___ 本文抜粋 ___
グレース ケリー モナコのシンデレラストーリー
シンデレラストーリー
グレース・ケリーは、ハリウッドの人気女優からモナコの国王にプロポーズされて結婚して本当の女王様になってしまった稀有の運を持ったシンデレラです。
フィラデルフィアで生まれ、スターを目指してニューヨークに出てきたのが18歳で、王妃になったのが26歳で、わずか数年の間に女優グレース・ケリーは、あらゆる女性が夢見るようなことをすべてわが手にしてしまったのです。
ところでモナコについてはご存知でしょうか、フランスの南のほうにあり、皇居の2倍しかない面積1.95平方kmの小さな国で、国民は観光とカジノの収入で潤い、税金をおさめる必要もないという夢のようなところです。
小さいとはいえ、ここモナコのグルマルディ王家はヨーロッパでも有数の歴史を持つ名家で、そのグルマルディ家のレーニエ3世国王と、映画スターのグレース・ケリーのロマンスは、現代版”シンデレラストーリー”として、世界中の女性にため息をつかせました。
出会い
グレース・ケリーとレーニエ大公の出会いはこうです。
「パリ・マッチ」誌の編集長が当時、その年のアカデミー賞をとったばかりのグレース・ケリーを、モナコのレーニエ大公に会わせるというカンヌ国際映画祭の特集記事の企画を考え出したのです。
魅惑のモナコ大公国を統治しているハンサムな独身大公と、美しいアメリカ女優との出会いは、ヨーロッパ中の注目の的になるに違いなしで、モナコがとても美しい国で独身の大公が評判のハンサムだという噂を知っていたグレースは、すぐにOKします。
カンヌから車で2時間してモナコ王宮に到着したグレースは大公にお目通りし、彼に王宮内や庭園を案内されてまわり、わずか2時間ほどだったが、後に、グレースケリーの友人のギャラントは「彼女はいままで誰にも見せたことのないような表情で大公を見つめていた」と述べています。
そして、ふたりは、周りのひとのことなど忘れてしまい、ふたりだけの世界に入り込んでしまったかのようだったという。
その後、ふたりはニューヨークでも会うようになり、大晦日にクラブで開いたパーティの席で、ついにレーニエは正式にプロポーズしたのです。
___ 記録一覧 ___
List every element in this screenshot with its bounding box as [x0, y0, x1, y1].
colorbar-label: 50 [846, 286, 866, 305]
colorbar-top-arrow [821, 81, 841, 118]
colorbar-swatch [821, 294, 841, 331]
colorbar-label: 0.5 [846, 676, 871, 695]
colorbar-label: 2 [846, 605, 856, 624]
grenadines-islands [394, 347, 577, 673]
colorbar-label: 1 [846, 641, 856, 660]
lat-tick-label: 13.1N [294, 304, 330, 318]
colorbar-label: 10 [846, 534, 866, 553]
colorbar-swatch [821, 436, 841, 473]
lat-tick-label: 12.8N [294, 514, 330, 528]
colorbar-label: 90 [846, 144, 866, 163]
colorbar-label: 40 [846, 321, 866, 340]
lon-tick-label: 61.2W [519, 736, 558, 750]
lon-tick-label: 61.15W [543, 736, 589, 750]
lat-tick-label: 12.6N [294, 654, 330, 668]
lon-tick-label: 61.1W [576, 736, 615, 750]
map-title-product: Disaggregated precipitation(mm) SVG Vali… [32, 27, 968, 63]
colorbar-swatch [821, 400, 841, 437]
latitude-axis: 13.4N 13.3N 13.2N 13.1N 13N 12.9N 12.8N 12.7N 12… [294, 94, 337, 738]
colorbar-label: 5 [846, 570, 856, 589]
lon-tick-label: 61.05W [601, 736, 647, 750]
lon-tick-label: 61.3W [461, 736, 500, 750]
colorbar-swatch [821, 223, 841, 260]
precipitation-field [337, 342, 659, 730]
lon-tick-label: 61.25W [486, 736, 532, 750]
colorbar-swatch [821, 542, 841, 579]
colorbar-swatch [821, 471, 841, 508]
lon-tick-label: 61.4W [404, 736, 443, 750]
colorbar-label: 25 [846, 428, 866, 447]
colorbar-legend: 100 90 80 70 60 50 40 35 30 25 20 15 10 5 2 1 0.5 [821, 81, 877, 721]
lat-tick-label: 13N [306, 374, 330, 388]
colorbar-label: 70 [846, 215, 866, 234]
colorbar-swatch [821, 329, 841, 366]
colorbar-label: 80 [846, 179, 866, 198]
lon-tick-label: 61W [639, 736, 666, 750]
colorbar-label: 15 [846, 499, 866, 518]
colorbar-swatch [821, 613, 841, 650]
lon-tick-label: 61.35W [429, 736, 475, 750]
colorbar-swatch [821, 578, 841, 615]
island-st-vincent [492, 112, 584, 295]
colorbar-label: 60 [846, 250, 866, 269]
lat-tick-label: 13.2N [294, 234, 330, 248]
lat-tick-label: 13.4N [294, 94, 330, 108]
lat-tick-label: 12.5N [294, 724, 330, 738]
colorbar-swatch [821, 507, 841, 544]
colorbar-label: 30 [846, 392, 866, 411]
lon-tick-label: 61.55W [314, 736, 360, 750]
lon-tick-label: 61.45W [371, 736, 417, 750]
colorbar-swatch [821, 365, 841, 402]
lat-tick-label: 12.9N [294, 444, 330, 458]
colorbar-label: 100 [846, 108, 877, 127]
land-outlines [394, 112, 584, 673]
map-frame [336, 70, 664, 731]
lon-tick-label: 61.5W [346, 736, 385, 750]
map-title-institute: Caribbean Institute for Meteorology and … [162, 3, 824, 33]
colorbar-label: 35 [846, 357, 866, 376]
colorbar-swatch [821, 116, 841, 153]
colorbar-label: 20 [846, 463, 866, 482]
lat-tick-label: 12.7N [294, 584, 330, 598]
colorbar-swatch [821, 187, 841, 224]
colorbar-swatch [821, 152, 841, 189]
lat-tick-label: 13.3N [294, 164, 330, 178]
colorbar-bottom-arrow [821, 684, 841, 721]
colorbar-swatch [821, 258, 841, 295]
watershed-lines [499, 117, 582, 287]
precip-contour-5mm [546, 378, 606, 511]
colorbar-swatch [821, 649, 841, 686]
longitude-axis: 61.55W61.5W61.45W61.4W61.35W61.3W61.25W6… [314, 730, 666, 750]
___
#### 小問:
グレース・ケリーとレーニエ大公についての文章を、最後の文のあとから書き継いでください。

#### 回答:
「あの宮殿は私ひとりには広すぎるんだよ、グレース・・・」
グレースの真っ白な肌がポーッと薔薇色に染まった。
デートを重ねるたびに、グレースのほうでも、いつしか自分の夫になるのはこの人しかいないと、心に決めるようになっていたのだ。
その恋の喜びに輝いていたグレースが、レーニエ大公から贈られた婚約指輪は、エメラルドカットのダイヤモンドです。
「普通のダイヤモンドはまるで冷たい氷のように見えるのに、このダイヤモンドには色がある」
と、見る人が言ったほどの見事な品だったのです。
結婚式
モナコ大公とグレース・ケリーの結婚式が行われた一週間は、モンテ・カルロはまさにお祭りでした。
集まった各国記者は約2000人になり、街頭は人で埋まり、夜空には花火が上がり、人々は夜を徹してフォークダンスを踊り続けます。
その最高潮のころ、王とグレースは王宮のバルコニーに姿を現して群衆の歓呼に応えたのです。
そして結婚式当日、華麗なサン・ニコラ大聖堂に着いた招待客たちが、次々と赤絨毯を敷き詰めた会談を上がっていき、両側には不動の姿勢をとった歩兵と衛兵が並びます。
招待客には、ファルーク前エジプト国王、ギリシャの大富豪オナシス、エヴァ・ガードナー、デビッド・ニーヴン夫妻や数十カ国の代表や王室メンバーがつぎつぎ大聖堂に入っていきました。
息を飲むように美しかったグレースは600人の招待客が席につくなか、父にエスコートされて現われます。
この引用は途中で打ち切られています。